• TO BE DONE:
All the data below goes into the copy word for word, but the pictures don't.
..........
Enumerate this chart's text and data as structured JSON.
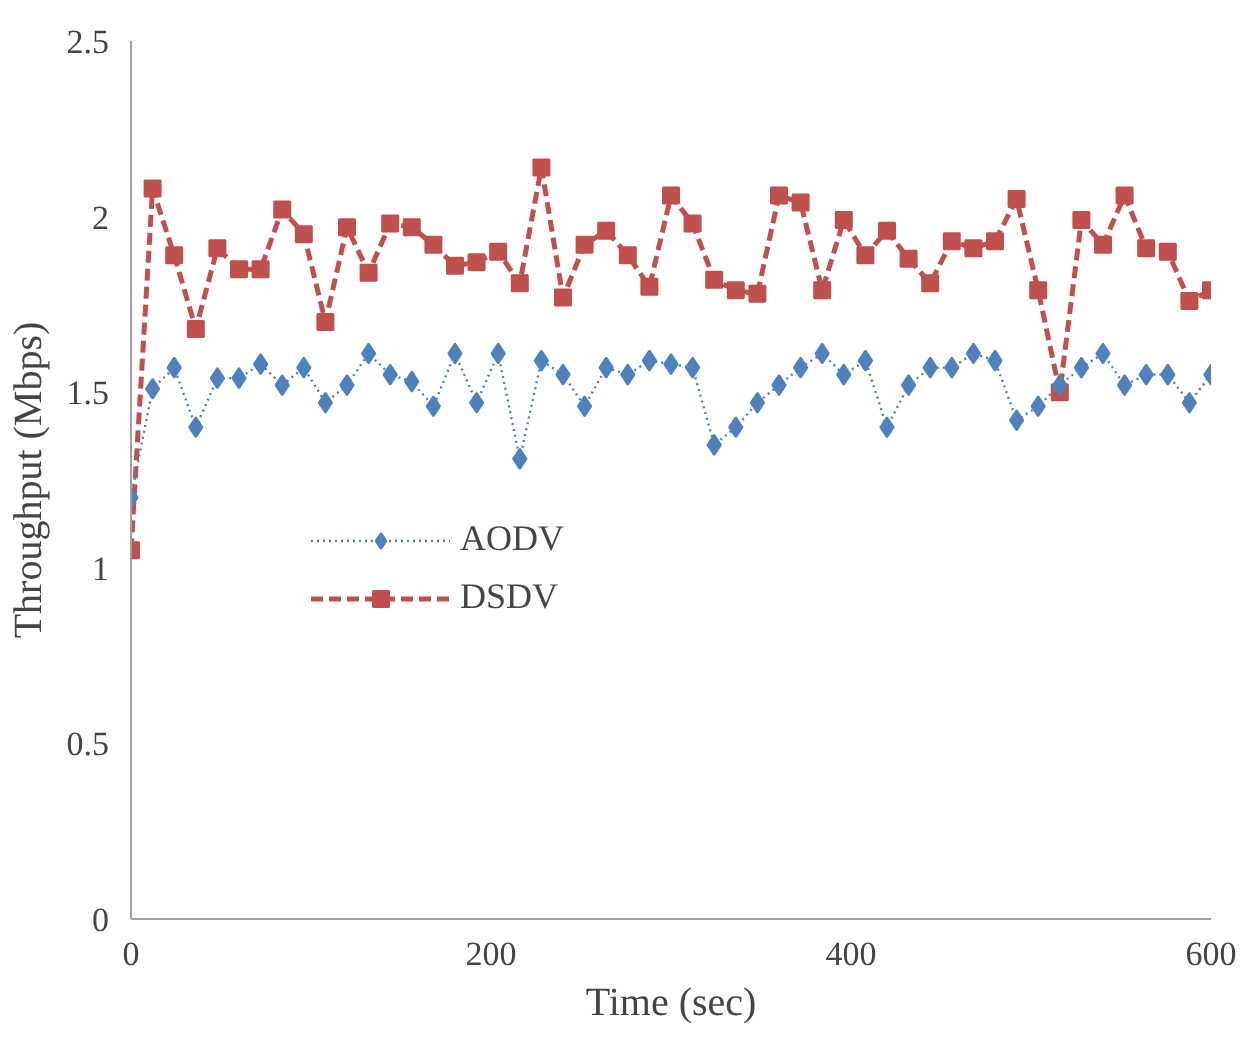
{
  "chart_data": {
    "type": "line",
    "xlabel": "Time (sec)",
    "ylabel": "Throughput (Mbps)",
    "x": [
      0,
      12,
      24,
      36,
      48,
      60,
      72,
      84,
      96,
      108,
      120,
      132,
      144,
      156,
      168,
      180,
      192,
      204,
      216,
      228,
      240,
      252,
      264,
      276,
      288,
      300,
      312,
      324,
      336,
      348,
      360,
      372,
      384,
      396,
      408,
      420,
      432,
      444,
      456,
      468,
      480,
      492,
      504,
      516,
      528,
      540,
      552,
      564,
      576,
      588,
      600
    ],
    "xlim": [
      0,
      600
    ],
    "ylim": [
      0,
      2.5
    ],
    "xticks": [
      0,
      200,
      400,
      600
    ],
    "yticks": [
      0,
      0.5,
      1,
      1.5,
      2,
      2.5
    ],
    "grid": false,
    "legend": "left",
    "series": [
      {
        "name": "AODV",
        "color": "#4f81bd",
        "marker": "diamond",
        "line_style": "dotted",
        "values": [
          1.2,
          1.51,
          1.57,
          1.4,
          1.54,
          1.54,
          1.58,
          1.52,
          1.57,
          1.47,
          1.52,
          1.61,
          1.55,
          1.53,
          1.46,
          1.61,
          1.47,
          1.61,
          1.31,
          1.59,
          1.55,
          1.46,
          1.57,
          1.55,
          1.59,
          1.58,
          1.57,
          1.35,
          1.4,
          1.47,
          1.52,
          1.57,
          1.61,
          1.55,
          1.59,
          1.4,
          1.52,
          1.57,
          1.57,
          1.61,
          1.59,
          1.42,
          1.46,
          1.52,
          1.57,
          1.61,
          1.52,
          1.55,
          1.55,
          1.47,
          1.55
        ]
      },
      {
        "name": "DSDV",
        "color": "#c0504d",
        "marker": "square",
        "line_style": "dashed",
        "values": [
          1.05,
          2.08,
          1.89,
          1.68,
          1.91,
          1.85,
          1.85,
          2.02,
          1.95,
          1.7,
          1.97,
          1.84,
          1.98,
          1.97,
          1.92,
          1.86,
          1.87,
          1.9,
          1.81,
          2.14,
          1.77,
          1.92,
          1.96,
          1.89,
          1.8,
          2.06,
          1.98,
          1.82,
          1.79,
          1.78,
          2.06,
          2.04,
          1.79,
          1.99,
          1.89,
          1.96,
          1.88,
          1.81,
          1.93,
          1.91,
          1.93,
          2.05,
          1.79,
          1.5,
          1.99,
          1.92,
          2.06,
          1.91,
          1.9,
          1.76,
          1.79
        ]
      }
    ]
  }
}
..........
• EXERCISE SOLUTION:
Enumerate this chart's text and data as structured JSON.
{
  "chart_data": {
    "type": "line",
    "xlabel": "Time (sec)",
    "ylabel": "Throughput (Mbps)",
    "x": [
      0,
      12,
      24,
      36,
      48,
      60,
      72,
      84,
      96,
      108,
      120,
      132,
      144,
      156,
      168,
      180,
      192,
      204,
      216,
      228,
      240,
      252,
      264,
      276,
      288,
      300,
      312,
      324,
      336,
      348,
      360,
      372,
      384,
      396,
      408,
      420,
      432,
      444,
      456,
      468,
      480,
      492,
      504,
      516,
      528,
      540,
      552,
      564,
      576,
      588,
      600
    ],
    "xlim": [
      0,
      600
    ],
    "ylim": [
      0,
      2.5
    ],
    "xticks": [
      0,
      200,
      400,
      600
    ],
    "yticks": [
      0,
      0.5,
      1,
      1.5,
      2,
      2.5
    ],
    "grid": false,
    "legend": "left",
    "series": [
      {
        "name": "AODV",
        "color": "#4f81bd",
        "marker": "diamond",
        "line_style": "dotted",
        "values": [
          1.2,
          1.51,
          1.57,
          1.4,
          1.54,
          1.54,
          1.58,
          1.52,
          1.57,
          1.47,
          1.52,
          1.61,
          1.55,
          1.53,
          1.46,
          1.61,
          1.47,
          1.61,
          1.31,
          1.59,
          1.55,
          1.46,
          1.57,
          1.55,
          1.59,
          1.58,
          1.57,
          1.35,
          1.4,
          1.47,
          1.52,
          1.57,
          1.61,
          1.55,
          1.59,
          1.4,
          1.52,
          1.57,
          1.57,
          1.61,
          1.59,
          1.42,
          1.46,
          1.52,
          1.57,
          1.61,
          1.52,
          1.55,
          1.55,
          1.47,
          1.55
        ]
      },
      {
        "name": "DSDV",
        "color": "#c0504d",
        "marker": "square",
        "line_style": "dashed",
        "values": [
          1.05,
          2.08,
          1.89,
          1.68,
          1.91,
          1.85,
          1.85,
          2.02,
          1.95,
          1.7,
          1.97,
          1.84,
          1.98,
          1.97,
          1.92,
          1.86,
          1.87,
          1.9,
          1.81,
          2.14,
          1.77,
          1.92,
          1.96,
          1.89,
          1.8,
          2.06,
          1.98,
          1.82,
          1.79,
          1.78,
          2.06,
          2.04,
          1.79,
          1.99,
          1.89,
          1.96,
          1.88,
          1.81,
          1.93,
          1.91,
          1.93,
          2.05,
          1.79,
          1.5,
          1.99,
          1.92,
          2.06,
          1.91,
          1.9,
          1.76,
          1.79
        ]
      }
    ]
  }
}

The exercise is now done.